▶ STATED PROBLEM:
Gather the lines below that include the string "authorized", copying each in full.

>>>>

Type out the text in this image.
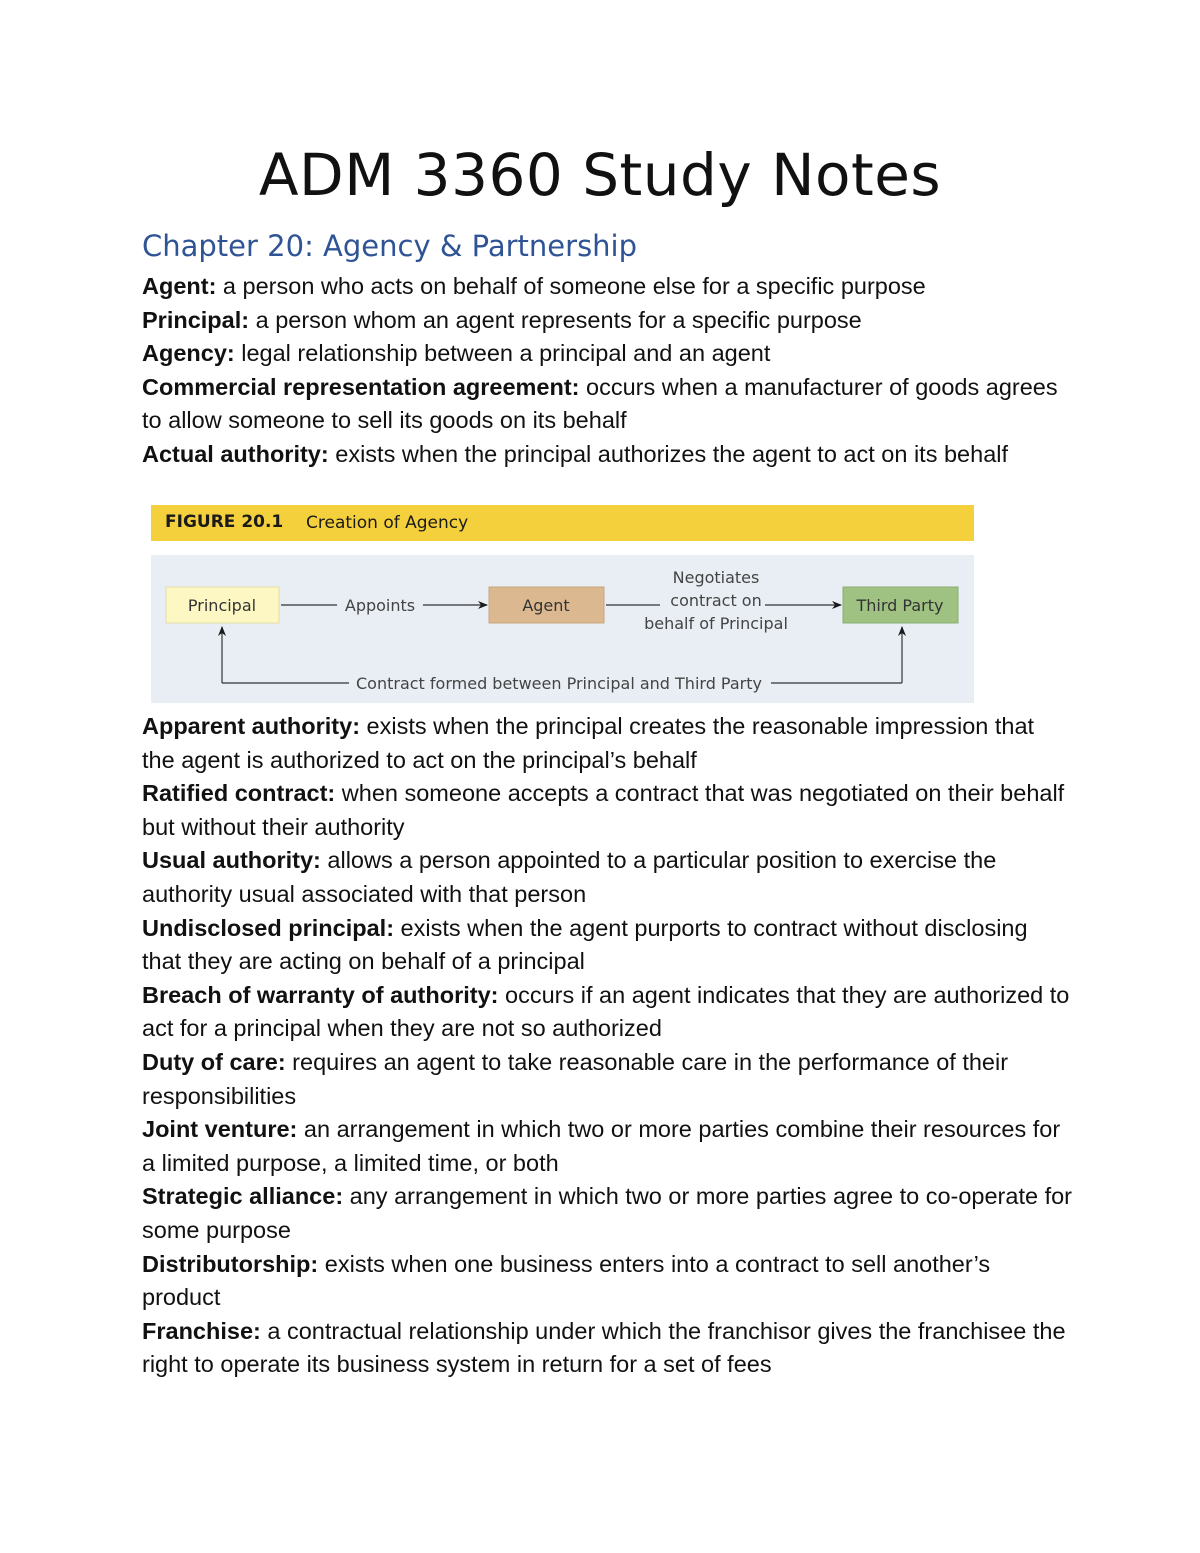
ADM 3360 Study Notes
Chapter 20: Agency & Partnership

Agent: a person who acts on behalf of someone else for a specific purpose

Principal: a person whom an agent represents for a specific purpose

Agency: legal relationship between a principal and an agent

Commercial representation agreement: occurs when a manufacturer of goods agrees to allow someone to sell its goods on its behalf

Actual authority: exists when the principal authorizes the agent to act on its behalf

FIGURE 20.1 Creation of Agency
Principal	Appoints	Agent
Negotiates
contract on
behalf of Principal
Third Party
Contract formed between Principal and Third Party

Apparent authority: exists when the principal creates the reasonable impression that the agent is authorized to act on the principal’s behalf

Ratified contract: when someone accepts a contract that was negotiated on their behalf but without their authority

Usual authority: allows a person appointed to a particular position to exercise the authority usual associated with that person

Undisclosed principal: exists when the agent purports to contract without disclosing that they are acting on behalf of a principal

Breach of warranty of authority: occurs if an agent indicates that they are authorized to act for a principal when they are not so authorized

Duty of care: requires an agent to take reasonable care in the performance of their responsibilities

Joint venture: an arrangement in which two or more parties combine their resources for a limited purpose, a limited time, or both

Strategic alliance: any arrangement in which two or more parties agree to co-operate for some purpose

Distributorship: exists when one business enters into a contract to sell another’s product

Franchise: a contractual relationship under which the franchisor gives the franchisee the right to operate its business system in return for a set of fees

<<<<

▶ FULL RESPONSE:
Apparent authority: exists when the principal creates the reasonable impression that the agent is authorized to act on the principal’s behalf
Breach of warranty of authority: occurs if an agent indicates that they are authorized to act for a principal when they are not so authorized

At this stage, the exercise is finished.